** begin **

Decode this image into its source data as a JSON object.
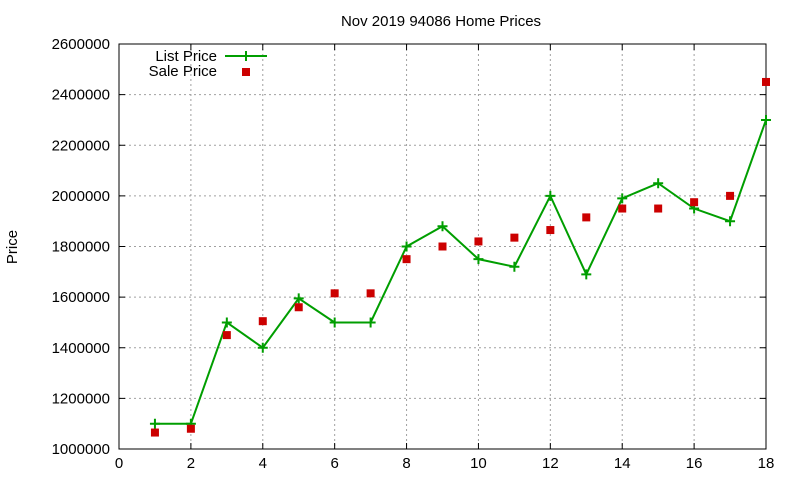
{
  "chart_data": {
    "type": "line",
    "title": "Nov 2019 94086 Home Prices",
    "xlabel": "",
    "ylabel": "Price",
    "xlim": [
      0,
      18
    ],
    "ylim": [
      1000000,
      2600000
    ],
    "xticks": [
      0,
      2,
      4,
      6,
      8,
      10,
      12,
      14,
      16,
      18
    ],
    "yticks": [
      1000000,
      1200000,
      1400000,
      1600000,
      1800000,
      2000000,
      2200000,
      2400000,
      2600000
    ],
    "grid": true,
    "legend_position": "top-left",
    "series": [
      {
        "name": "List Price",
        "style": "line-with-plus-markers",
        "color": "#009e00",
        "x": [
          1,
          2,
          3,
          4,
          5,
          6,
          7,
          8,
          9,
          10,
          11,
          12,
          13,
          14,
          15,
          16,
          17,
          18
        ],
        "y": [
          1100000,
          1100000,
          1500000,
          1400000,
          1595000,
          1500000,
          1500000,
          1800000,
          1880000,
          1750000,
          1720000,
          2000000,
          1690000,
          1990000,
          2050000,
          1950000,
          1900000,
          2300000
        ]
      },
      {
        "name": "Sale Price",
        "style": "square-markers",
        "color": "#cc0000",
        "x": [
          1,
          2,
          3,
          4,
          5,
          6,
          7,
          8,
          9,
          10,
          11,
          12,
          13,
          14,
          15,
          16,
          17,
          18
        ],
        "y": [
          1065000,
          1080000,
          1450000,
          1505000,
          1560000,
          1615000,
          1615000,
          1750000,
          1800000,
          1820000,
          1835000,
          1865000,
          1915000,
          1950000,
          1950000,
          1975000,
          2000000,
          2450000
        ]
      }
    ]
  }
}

** end **

• TASK DIRECTIONS: Retype the whole listing, keeping every line identical and omitting all pictures.

• CORRECT OUTPUT:
Decode this image into its source data as a JSON object.
{
  "chart_data": {
    "type": "line",
    "title": "Nov 2019 94086 Home Prices",
    "xlabel": "",
    "ylabel": "Price",
    "xlim": [
      0,
      18
    ],
    "ylim": [
      1000000,
      2600000
    ],
    "xticks": [
      0,
      2,
      4,
      6,
      8,
      10,
      12,
      14,
      16,
      18
    ],
    "yticks": [
      1000000,
      1200000,
      1400000,
      1600000,
      1800000,
      2000000,
      2200000,
      2400000,
      2600000
    ],
    "grid": true,
    "legend_position": "top-left",
    "series": [
      {
        "name": "List Price",
        "style": "line-with-plus-markers",
        "color": "#009e00",
        "x": [
          1,
          2,
          3,
          4,
          5,
          6,
          7,
          8,
          9,
          10,
          11,
          12,
          13,
          14,
          15,
          16,
          17,
          18
        ],
        "y": [
          1100000,
          1100000,
          1500000,
          1400000,
          1595000,
          1500000,
          1500000,
          1800000,
          1880000,
          1750000,
          1720000,
          2000000,
          1690000,
          1990000,
          2050000,
          1950000,
          1900000,
          2300000
        ]
      },
      {
        "name": "Sale Price",
        "style": "square-markers",
        "color": "#cc0000",
        "x": [
          1,
          2,
          3,
          4,
          5,
          6,
          7,
          8,
          9,
          10,
          11,
          12,
          13,
          14,
          15,
          16,
          17,
          18
        ],
        "y": [
          1065000,
          1080000,
          1450000,
          1505000,
          1560000,
          1615000,
          1615000,
          1750000,
          1800000,
          1820000,
          1835000,
          1865000,
          1915000,
          1950000,
          1950000,
          1975000,
          2000000,
          2450000
        ]
      }
    ]
  }
}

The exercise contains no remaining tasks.